▶ **INSTRUCTION**
Wherever the word "中考真题" appears in a line, copy that line.
= = = =
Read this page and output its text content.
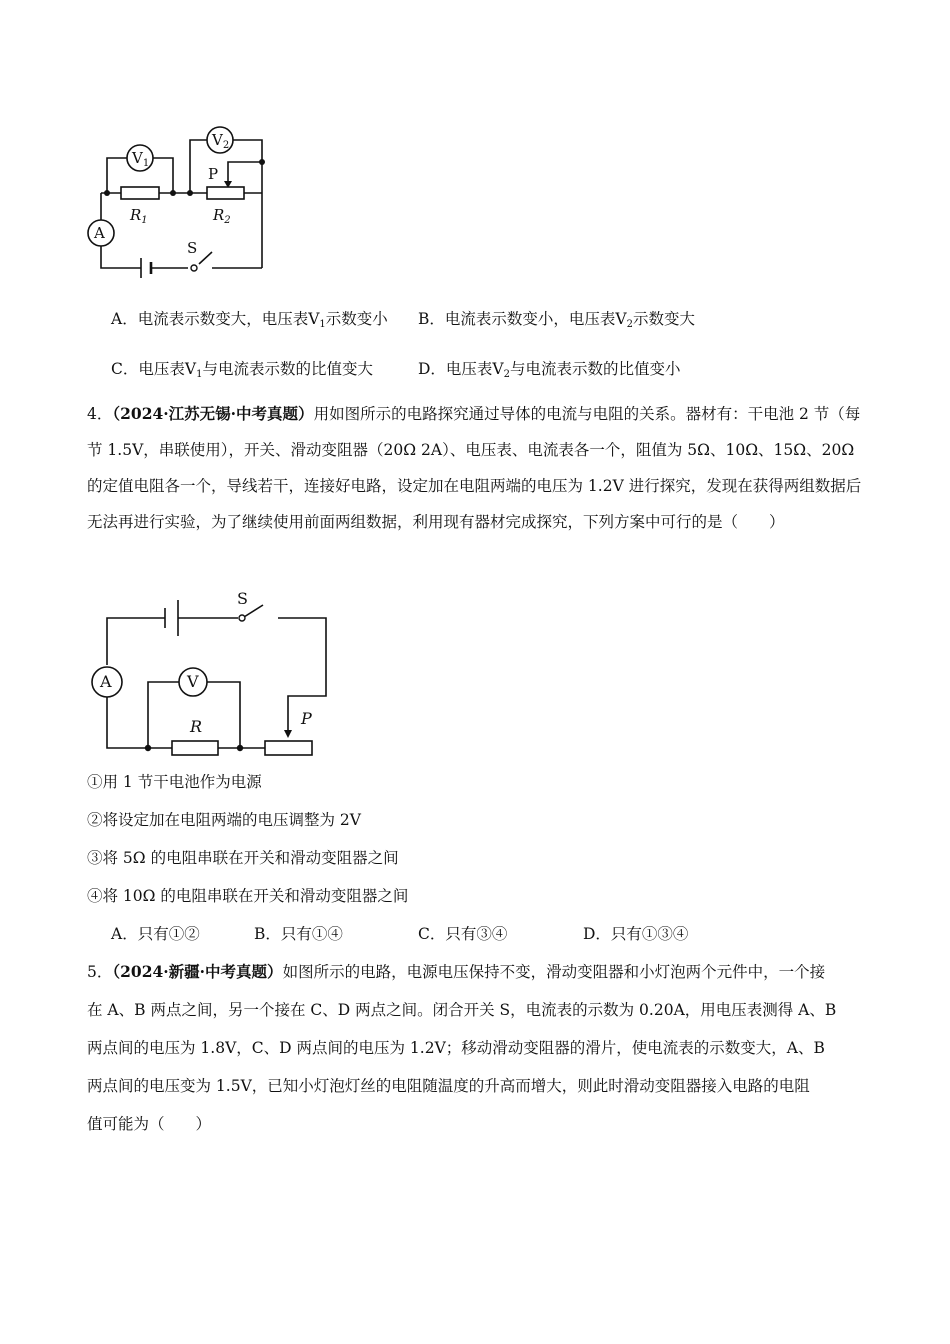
$V_1$
$V_2$
A
P
$R_1$	$R_2$
S
A．电流表示数变大，电压表$V_1$示数变小 B．电流表示数变小，电压表$V_2$示数变大
C．电压表$V_1$与电流表示数的比值变大	D．电压表$V_2$与电流表示数的比值变小
4．（2024·江苏无锡·中考真题）用如图所示的电路探究通过导体的电流与电阻的关系。器材有：干电池 2 节（每节 1.5V，串联使用），开关、滑动变阻器（20Ω 2A）、电压表、电流表各一个，阻值为 5Ω、10Ω、15Ω、20Ω 的定值电阻各一个，导线若干，连接好电路，设定加在电阻两端的电压为 1.2V 进行探究，发现在获得两组数据后无法再进行实验，为了继续使用前面两组数据，利用现有器材完成探究，下列方案中可行的是（　　）
A	V
R	P
S
①用 1 节干电池作为电源
②将设定加在电阻两端的电压调整为 2V
③将 5Ω 的电阻串联在开关和滑动变阻器之间
④将 10Ω 的电阻串联在开关和滑动变阻器之间
A．只有①②	B．只有①④	C．只有③④	D．只有①③④
5．（2024·新疆·中考真题）如图所示的电路，电源电压保持不变，滑动变阻器和小灯泡两个元件中，一个接
在 A、B 两点之间，另一个接在 C、D 两点之间。闭合开关 S，电流表的示数为 0.20A，用电压表测得 A、B
两点间的电压为 1.8V，C、D 两点间的电压为 1.2V；移动滑动变阻器的滑片，使电流表的示数变大，A、B
两点间的电压变为 1.5V，已知小灯泡灯丝的电阻随温度的升高而增大，则此时滑动变阻器接入电路的电阻
值可能为（　　）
= = = =
▶ **WRITTEN ANSWER**
4．（2024·江苏无锡·中考真题）用如图所示的电路探究通过导体的电流与电阻的关系。器材有：干电池 2 节（每节 1.5V，串联使用），开关、滑动变阻器（20Ω 2A）、电压表、电流表各一个，阻值为 5Ω、10Ω、15Ω、20Ω 的定值电阻各一个，导线若干，连接好电路，设定加在电阻两端的电压为 1.2V 进行探究，发现在获得两组数据后无法再进行实验，为了继续使用前面两组数据，利用现有器材完成探究，下列方案中可行的是（　　）
5．（2024·新疆·中考真题）如图所示的电路，电源电压保持不变，滑动变阻器和小灯泡两个元件中，一个接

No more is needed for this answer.